WRITTEN INSTRUCTION:
Write out the complete material exactly as it stands.

DATA SUPPLIED:
--- Start ---

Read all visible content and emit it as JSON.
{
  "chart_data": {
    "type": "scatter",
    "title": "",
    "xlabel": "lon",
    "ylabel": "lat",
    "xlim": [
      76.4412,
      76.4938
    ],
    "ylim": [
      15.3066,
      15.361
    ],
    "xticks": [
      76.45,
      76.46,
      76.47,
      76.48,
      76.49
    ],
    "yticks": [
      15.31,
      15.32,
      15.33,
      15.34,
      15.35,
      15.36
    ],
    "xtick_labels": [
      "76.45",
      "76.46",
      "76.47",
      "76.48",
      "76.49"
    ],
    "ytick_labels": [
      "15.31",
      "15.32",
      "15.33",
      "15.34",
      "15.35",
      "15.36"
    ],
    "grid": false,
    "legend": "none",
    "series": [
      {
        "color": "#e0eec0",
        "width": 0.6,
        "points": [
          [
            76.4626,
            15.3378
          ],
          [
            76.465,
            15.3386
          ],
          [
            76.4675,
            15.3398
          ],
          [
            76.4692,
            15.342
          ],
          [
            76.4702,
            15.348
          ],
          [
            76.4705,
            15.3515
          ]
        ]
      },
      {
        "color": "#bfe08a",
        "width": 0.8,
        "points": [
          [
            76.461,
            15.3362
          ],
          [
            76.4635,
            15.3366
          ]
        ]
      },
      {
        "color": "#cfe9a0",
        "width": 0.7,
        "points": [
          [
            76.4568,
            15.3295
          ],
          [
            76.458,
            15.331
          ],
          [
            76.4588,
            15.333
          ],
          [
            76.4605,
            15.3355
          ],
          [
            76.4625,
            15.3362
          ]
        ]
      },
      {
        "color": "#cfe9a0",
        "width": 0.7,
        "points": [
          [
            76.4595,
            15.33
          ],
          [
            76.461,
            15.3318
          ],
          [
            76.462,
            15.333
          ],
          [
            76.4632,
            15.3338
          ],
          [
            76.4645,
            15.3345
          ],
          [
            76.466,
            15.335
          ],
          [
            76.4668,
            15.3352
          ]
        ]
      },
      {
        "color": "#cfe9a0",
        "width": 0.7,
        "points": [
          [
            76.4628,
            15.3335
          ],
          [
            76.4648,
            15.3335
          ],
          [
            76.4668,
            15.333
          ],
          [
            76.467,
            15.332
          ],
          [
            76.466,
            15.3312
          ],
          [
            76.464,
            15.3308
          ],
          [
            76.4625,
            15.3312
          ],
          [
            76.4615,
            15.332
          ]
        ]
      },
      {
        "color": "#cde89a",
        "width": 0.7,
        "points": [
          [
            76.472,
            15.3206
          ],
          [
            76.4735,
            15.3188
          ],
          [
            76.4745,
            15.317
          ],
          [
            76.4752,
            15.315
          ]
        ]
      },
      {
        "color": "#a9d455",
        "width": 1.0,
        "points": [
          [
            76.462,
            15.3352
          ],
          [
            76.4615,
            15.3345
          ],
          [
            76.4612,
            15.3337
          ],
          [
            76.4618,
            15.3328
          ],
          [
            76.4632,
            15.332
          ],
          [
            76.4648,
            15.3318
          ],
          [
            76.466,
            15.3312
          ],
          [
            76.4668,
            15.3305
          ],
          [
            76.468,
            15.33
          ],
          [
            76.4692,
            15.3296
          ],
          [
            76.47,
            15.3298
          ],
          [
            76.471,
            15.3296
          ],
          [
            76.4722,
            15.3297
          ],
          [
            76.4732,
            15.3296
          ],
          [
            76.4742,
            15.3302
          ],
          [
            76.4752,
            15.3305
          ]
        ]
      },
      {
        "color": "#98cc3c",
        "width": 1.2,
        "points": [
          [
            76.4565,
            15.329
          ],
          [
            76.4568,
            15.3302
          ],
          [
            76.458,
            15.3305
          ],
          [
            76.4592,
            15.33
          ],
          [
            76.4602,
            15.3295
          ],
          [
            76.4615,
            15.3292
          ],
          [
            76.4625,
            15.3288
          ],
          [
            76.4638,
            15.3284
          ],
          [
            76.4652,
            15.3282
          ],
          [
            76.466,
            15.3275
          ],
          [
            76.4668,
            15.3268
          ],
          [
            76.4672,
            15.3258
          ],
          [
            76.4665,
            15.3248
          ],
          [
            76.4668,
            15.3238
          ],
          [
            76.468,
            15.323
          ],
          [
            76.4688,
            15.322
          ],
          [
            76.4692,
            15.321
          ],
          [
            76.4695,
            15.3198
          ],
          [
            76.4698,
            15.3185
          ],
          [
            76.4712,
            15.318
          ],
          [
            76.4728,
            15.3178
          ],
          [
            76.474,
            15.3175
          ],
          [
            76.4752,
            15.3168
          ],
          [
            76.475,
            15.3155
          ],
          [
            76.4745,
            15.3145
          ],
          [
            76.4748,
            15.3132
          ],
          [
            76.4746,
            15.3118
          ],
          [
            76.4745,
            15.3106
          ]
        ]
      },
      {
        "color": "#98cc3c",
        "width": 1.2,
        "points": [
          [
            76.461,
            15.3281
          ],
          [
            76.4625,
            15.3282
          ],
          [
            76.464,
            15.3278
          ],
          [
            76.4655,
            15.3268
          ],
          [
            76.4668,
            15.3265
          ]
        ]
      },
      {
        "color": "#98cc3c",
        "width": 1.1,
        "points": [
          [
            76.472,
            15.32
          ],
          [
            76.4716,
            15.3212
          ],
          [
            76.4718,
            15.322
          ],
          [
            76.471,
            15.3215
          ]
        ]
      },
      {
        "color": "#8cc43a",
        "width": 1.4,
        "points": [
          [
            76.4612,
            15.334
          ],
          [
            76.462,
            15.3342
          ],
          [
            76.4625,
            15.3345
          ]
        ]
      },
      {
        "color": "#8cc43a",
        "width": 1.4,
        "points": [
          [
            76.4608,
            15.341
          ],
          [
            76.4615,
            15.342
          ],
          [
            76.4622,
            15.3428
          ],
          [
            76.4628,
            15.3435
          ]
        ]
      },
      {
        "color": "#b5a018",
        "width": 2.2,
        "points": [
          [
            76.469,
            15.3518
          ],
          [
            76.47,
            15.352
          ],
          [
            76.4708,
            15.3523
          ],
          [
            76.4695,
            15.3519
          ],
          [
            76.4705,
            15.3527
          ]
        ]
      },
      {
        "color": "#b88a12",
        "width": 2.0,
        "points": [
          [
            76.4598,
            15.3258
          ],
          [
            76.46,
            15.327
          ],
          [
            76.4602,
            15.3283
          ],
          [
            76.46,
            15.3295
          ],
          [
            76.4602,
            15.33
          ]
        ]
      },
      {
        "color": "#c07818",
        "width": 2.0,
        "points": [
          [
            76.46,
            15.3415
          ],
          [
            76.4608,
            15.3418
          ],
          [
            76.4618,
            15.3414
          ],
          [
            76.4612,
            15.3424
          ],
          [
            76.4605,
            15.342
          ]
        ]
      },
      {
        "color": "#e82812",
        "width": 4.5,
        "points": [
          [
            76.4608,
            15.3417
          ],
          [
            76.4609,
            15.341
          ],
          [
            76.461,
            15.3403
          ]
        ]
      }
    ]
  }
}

--- End ---

REPLY:
Read all visible content and emit it as JSON.
{
  "chart_data": {
    "type": "scatter",
    "title": "",
    "xlabel": "lon",
    "ylabel": "lat",
    "xlim": [
      76.4412,
      76.4938
    ],
    "ylim": [
      15.3066,
      15.361
    ],
    "xticks": [
      76.45,
      76.46,
      76.47,
      76.48,
      76.49
    ],
    "yticks": [
      15.31,
      15.32,
      15.33,
      15.34,
      15.35,
      15.36
    ],
    "xtick_labels": [
      "76.45",
      "76.46",
      "76.47",
      "76.48",
      "76.49"
    ],
    "ytick_labels": [
      "15.31",
      "15.32",
      "15.33",
      "15.34",
      "15.35",
      "15.36"
    ],
    "grid": false,
    "legend": "none",
    "series": [
      {
        "color": "#e0eec0",
        "width": 0.6,
        "points": [
          [
            76.4626,
            15.3378
          ],
          [
            76.465,
            15.3386
          ],
          [
            76.4675,
            15.3398
          ],
          [
            76.4692,
            15.342
          ],
          [
            76.4702,
            15.348
          ],
          [
            76.4705,
            15.3515
          ]
        ]
      },
      {
        "color": "#bfe08a",
        "width": 0.8,
        "points": [
          [
            76.461,
            15.3362
          ],
          [
            76.4635,
            15.3366
          ]
        ]
      },
      {
        "color": "#cfe9a0",
        "width": 0.7,
        "points": [
          [
            76.4568,
            15.3295
          ],
          [
            76.458,
            15.331
          ],
          [
            76.4588,
            15.333
          ],
          [
            76.4605,
            15.3355
          ],
          [
            76.4625,
            15.3362
          ]
        ]
      },
      {
        "color": "#cfe9a0",
        "width": 0.7,
        "points": [
          [
            76.4595,
            15.33
          ],
          [
            76.461,
            15.3318
          ],
          [
            76.462,
            15.333
          ],
          [
            76.4632,
            15.3338
          ],
          [
            76.4645,
            15.3345
          ],
          [
            76.466,
            15.335
          ],
          [
            76.4668,
            15.3352
          ]
        ]
      },
      {
        "color": "#cfe9a0",
        "width": 0.7,
        "points": [
          [
            76.4628,
            15.3335
          ],
          [
            76.4648,
            15.3335
          ],
          [
            76.4668,
            15.333
          ],
          [
            76.467,
            15.332
          ],
          [
            76.466,
            15.3312
          ],
          [
            76.464,
            15.3308
          ],
          [
            76.4625,
            15.3312
          ],
          [
            76.4615,
            15.332
          ]
        ]
      },
      {
        "color": "#cde89a",
        "width": 0.7,
        "points": [
          [
            76.472,
            15.3206
          ],
          [
            76.4735,
            15.3188
          ],
          [
            76.4745,
            15.317
          ],
          [
            76.4752,
            15.315
          ]
        ]
      },
      {
        "color": "#a9d455",
        "width": 1.0,
        "points": [
          [
            76.462,
            15.3352
          ],
          [
            76.4615,
            15.3345
          ],
          [
            76.4612,
            15.3337
          ],
          [
            76.4618,
            15.3328
          ],
          [
            76.4632,
            15.332
          ],
          [
            76.4648,
            15.3318
          ],
          [
            76.466,
            15.3312
          ],
          [
            76.4668,
            15.3305
          ],
          [
            76.468,
            15.33
          ],
          [
            76.4692,
            15.3296
          ],
          [
            76.47,
            15.3298
          ],
          [
            76.471,
            15.3296
          ],
          [
            76.4722,
            15.3297
          ],
          [
            76.4732,
            15.3296
          ],
          [
            76.4742,
            15.3302
          ],
          [
            76.4752,
            15.3305
          ]
        ]
      },
      {
        "color": "#98cc3c",
        "width": 1.2,
        "points": [
          [
            76.4565,
            15.329
          ],
          [
            76.4568,
            15.3302
          ],
          [
            76.458,
            15.3305
          ],
          [
            76.4592,
            15.33
          ],
          [
            76.4602,
            15.3295
          ],
          [
            76.4615,
            15.3292
          ],
          [
            76.4625,
            15.3288
          ],
          [
            76.4638,
            15.3284
          ],
          [
            76.4652,
            15.3282
          ],
          [
            76.466,
            15.3275
          ],
          [
            76.4668,
            15.3268
          ],
          [
            76.4672,
            15.3258
          ],
          [
            76.4665,
            15.3248
          ],
          [
            76.4668,
            15.3238
          ],
          [
            76.468,
            15.323
          ],
          [
            76.4688,
            15.322
          ],
          [
            76.4692,
            15.321
          ],
          [
            76.4695,
            15.3198
          ],
          [
            76.4698,
            15.3185
          ],
          [
            76.4712,
            15.318
          ],
          [
            76.4728,
            15.3178
          ],
          [
            76.474,
            15.3175
          ],
          [
            76.4752,
            15.3168
          ],
          [
            76.475,
            15.3155
          ],
          [
            76.4745,
            15.3145
          ],
          [
            76.4748,
            15.3132
          ],
          [
            76.4746,
            15.3118
          ],
          [
            76.4745,
            15.3106
          ]
        ]
      },
      {
        "color": "#98cc3c",
        "width": 1.2,
        "points": [
          [
            76.461,
            15.3281
          ],
          [
            76.4625,
            15.3282
          ],
          [
            76.464,
            15.3278
          ],
          [
            76.4655,
            15.3268
          ],
          [
            76.4668,
            15.3265
          ]
        ]
      },
      {
        "color": "#98cc3c",
        "width": 1.1,
        "points": [
          [
            76.472,
            15.32
          ],
          [
            76.4716,
            15.3212
          ],
          [
            76.4718,
            15.322
          ],
          [
            76.471,
            15.3215
          ]
        ]
      },
      {
        "color": "#8cc43a",
        "width": 1.4,
        "points": [
          [
            76.4612,
            15.334
          ],
          [
            76.462,
            15.3342
          ],
          [
            76.4625,
            15.3345
          ]
        ]
      },
      {
        "color": "#8cc43a",
        "width": 1.4,
        "points": [
          [
            76.4608,
            15.341
          ],
          [
            76.4615,
            15.342
          ],
          [
            76.4622,
            15.3428
          ],
          [
            76.4628,
            15.3435
          ]
        ]
      },
      {
        "color": "#b5a018",
        "width": 2.2,
        "points": [
          [
            76.469,
            15.3518
          ],
          [
            76.47,
            15.352
          ],
          [
            76.4708,
            15.3523
          ],
          [
            76.4695,
            15.3519
          ],
          [
            76.4705,
            15.3527
          ]
        ]
      },
      {
        "color": "#b88a12",
        "width": 2.0,
        "points": [
          [
            76.4598,
            15.3258
          ],
          [
            76.46,
            15.327
          ],
          [
            76.4602,
            15.3283
          ],
          [
            76.46,
            15.3295
          ],
          [
            76.4602,
            15.33
          ]
        ]
      },
      {
        "color": "#c07818",
        "width": 2.0,
        "points": [
          [
            76.46,
            15.3415
          ],
          [
            76.4608,
            15.3418
          ],
          [
            76.4618,
            15.3414
          ],
          [
            76.4612,
            15.3424
          ],
          [
            76.4605,
            15.342
          ]
        ]
      },
      {
        "color": "#e82812",
        "width": 4.5,
        "points": [
          [
            76.4608,
            15.3417
          ],
          [
            76.4609,
            15.341
          ],
          [
            76.461,
            15.3403
          ]
        ]
      }
    ]
  }
}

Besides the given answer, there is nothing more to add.